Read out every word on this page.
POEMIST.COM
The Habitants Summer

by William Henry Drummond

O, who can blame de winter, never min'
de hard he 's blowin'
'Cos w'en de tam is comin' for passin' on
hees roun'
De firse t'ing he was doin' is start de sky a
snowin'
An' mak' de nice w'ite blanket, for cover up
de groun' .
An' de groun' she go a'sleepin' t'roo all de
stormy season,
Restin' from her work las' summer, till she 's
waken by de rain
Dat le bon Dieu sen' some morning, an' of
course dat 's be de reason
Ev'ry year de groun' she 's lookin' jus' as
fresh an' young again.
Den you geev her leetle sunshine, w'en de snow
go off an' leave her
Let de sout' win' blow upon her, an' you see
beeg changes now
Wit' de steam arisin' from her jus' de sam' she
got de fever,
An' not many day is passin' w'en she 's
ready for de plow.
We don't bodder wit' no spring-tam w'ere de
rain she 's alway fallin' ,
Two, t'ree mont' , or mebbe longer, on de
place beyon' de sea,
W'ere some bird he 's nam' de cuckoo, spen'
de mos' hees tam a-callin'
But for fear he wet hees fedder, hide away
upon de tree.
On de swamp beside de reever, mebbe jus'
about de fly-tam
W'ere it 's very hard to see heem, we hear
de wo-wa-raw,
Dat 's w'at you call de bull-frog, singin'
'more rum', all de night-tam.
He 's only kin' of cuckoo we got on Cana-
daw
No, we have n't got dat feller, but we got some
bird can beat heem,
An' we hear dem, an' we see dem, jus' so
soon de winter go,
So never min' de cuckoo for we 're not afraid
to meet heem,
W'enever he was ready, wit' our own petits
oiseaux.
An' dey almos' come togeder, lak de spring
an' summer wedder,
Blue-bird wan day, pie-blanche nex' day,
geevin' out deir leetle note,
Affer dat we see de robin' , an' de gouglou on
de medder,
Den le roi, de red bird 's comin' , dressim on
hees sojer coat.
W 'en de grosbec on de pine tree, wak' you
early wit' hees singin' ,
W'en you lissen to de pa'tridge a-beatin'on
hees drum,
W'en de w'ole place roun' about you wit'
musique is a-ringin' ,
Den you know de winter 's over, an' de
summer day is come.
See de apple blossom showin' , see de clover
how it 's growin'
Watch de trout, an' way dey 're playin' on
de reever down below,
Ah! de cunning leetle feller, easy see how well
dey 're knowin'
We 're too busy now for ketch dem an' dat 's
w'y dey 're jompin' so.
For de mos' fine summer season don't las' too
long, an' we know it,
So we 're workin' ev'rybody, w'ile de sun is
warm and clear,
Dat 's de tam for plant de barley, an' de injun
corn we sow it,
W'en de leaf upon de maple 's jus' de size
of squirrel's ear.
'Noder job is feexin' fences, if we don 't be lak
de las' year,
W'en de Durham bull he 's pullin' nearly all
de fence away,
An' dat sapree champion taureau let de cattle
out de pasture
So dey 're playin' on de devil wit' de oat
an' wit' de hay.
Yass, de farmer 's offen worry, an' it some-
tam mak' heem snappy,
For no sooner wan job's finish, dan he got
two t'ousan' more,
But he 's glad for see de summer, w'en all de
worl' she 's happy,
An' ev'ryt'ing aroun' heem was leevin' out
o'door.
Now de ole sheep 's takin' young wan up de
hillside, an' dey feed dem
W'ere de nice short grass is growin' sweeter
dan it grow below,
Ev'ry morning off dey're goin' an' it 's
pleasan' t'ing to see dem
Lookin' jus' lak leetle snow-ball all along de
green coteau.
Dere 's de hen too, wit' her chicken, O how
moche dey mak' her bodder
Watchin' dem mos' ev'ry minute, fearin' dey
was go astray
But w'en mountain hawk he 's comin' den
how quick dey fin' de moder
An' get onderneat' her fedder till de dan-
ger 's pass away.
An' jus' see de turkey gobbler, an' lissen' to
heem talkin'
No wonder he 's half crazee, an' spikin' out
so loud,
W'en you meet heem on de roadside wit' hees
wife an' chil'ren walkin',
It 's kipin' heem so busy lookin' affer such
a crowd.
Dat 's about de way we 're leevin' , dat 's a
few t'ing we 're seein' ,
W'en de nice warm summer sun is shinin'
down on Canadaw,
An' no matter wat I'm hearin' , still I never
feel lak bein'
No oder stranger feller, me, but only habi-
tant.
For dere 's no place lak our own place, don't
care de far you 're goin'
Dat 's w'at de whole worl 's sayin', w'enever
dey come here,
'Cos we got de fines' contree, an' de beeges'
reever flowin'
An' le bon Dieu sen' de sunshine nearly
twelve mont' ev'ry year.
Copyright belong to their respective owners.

━━━━━━━━━━━━━━━━━━━━

Task goal = Every record shown above must be echoed exactly.

Task output =
Read out every word on this page.
POEMIST.COM
The Habitants Summer

by William Henry Drummond

O, who can blame de winter, never min'
de hard he 's blowin'
'Cos w'en de tam is comin' for passin' on
hees roun'
De firse t'ing he was doin' is start de sky a
snowin'
An' mak' de nice w'ite blanket, for cover up
de groun' .
An' de groun' she go a'sleepin' t'roo all de
stormy season,
Restin' from her work las' summer, till she 's
waken by de rain
Dat le bon Dieu sen' some morning, an' of
course dat 's be de reason
Ev'ry year de groun' she 's lookin' jus' as
fresh an' young again.
Den you geev her leetle sunshine, w'en de snow
go off an' leave her
Let de sout' win' blow upon her, an' you see
beeg changes now
Wit' de steam arisin' from her jus' de sam' she
got de fever,
An' not many day is passin' w'en she 's
ready for de plow.
We don't bodder wit' no spring-tam w'ere de
rain she 's alway fallin' ,
Two, t'ree mont' , or mebbe longer, on de
place beyon' de sea,
W'ere some bird he 's nam' de cuckoo, spen'
de mos' hees tam a-callin'
But for fear he wet hees fedder, hide away
upon de tree.
On de swamp beside de reever, mebbe jus'
about de fly-tam
W'ere it 's very hard to see heem, we hear
de wo-wa-raw,
Dat 's w'at you call de bull-frog, singin'
'more rum', all de night-tam.
He 's only kin' of cuckoo we got on Cana-
daw
No, we have n't got dat feller, but we got some
bird can beat heem,
An' we hear dem, an' we see dem, jus' so
soon de winter go,
So never min' de cuckoo for we 're not afraid
to meet heem,
W'enever he was ready, wit' our own petits
oiseaux.
An' dey almos' come togeder, lak de spring
an' summer wedder,
Blue-bird wan day, pie-blanche nex' day,
geevin' out deir leetle note,
Affer dat we see de robin' , an' de gouglou on
de medder,
Den le roi, de red bird 's comin' , dressim on
hees sojer coat.
W 'en de grosbec on de pine tree, wak' you
early wit' hees singin' ,
W'en you lissen to de pa'tridge a-beatin'on
hees drum,
W'en de w'ole place roun' about you wit'
musique is a-ringin' ,
Den you know de winter 's over, an' de
summer day is come.
See de apple blossom showin' , see de clover
how it 's growin'
Watch de trout, an' way dey 're playin' on
de reever down below,
Ah! de cunning leetle feller, easy see how well
dey 're knowin'
We 're too busy now for ketch dem an' dat 's
w'y dey 're jompin' so.
For de mos' fine summer season don't las' too
long, an' we know it,
So we 're workin' ev'rybody, w'ile de sun is
warm and clear,
Dat 's de tam for plant de barley, an' de injun
corn we sow it,
W'en de leaf upon de maple 's jus' de size
of squirrel's ear.
'Noder job is feexin' fences, if we don 't be lak
de las' year,
W'en de Durham bull he 's pullin' nearly all
de fence away,
An' dat sapree champion taureau let de cattle
out de pasture
So dey 're playin' on de devil wit' de oat
an' wit' de hay.
Yass, de farmer 's offen worry, an' it some-
tam mak' heem snappy,
For no sooner wan job's finish, dan he got
two t'ousan' more,
But he 's glad for see de summer, w'en all de
worl' she 's happy,
An' ev'ryt'ing aroun' heem was leevin' out
o'door.
Now de ole sheep 's takin' young wan up de
hillside, an' dey feed dem
W'ere de nice short grass is growin' sweeter
dan it grow below,
Ev'ry morning off dey're goin' an' it 's
pleasan' t'ing to see dem
Lookin' jus' lak leetle snow-ball all along de
green coteau.
Dere 's de hen too, wit' her chicken, O how
moche dey mak' her bodder
Watchin' dem mos' ev'ry minute, fearin' dey
was go astray
But w'en mountain hawk he 's comin' den
how quick dey fin' de moder
An' get onderneat' her fedder till de dan-
ger 's pass away.
An' jus' see de turkey gobbler, an' lissen' to
heem talkin'
No wonder he 's half crazee, an' spikin' out
so loud,
W'en you meet heem on de roadside wit' hees
wife an' chil'ren walkin',
It 's kipin' heem so busy lookin' affer such
a crowd.
Dat 's about de way we 're leevin' , dat 's a
few t'ing we 're seein' ,
W'en de nice warm summer sun is shinin'
down on Canadaw,
An' no matter wat I'm hearin' , still I never
feel lak bein'
No oder stranger feller, me, but only habi-
tant.
For dere 's no place lak our own place, don't
care de far you 're goin'
Dat 's w'at de whole worl 's sayin', w'enever
dey come here,
'Cos we got de fines' contree, an' de beeges'
reever flowin'
An' le bon Dieu sen' de sunshine nearly
twelve mont' ev'ry year.
Copyright belong to their respective owners.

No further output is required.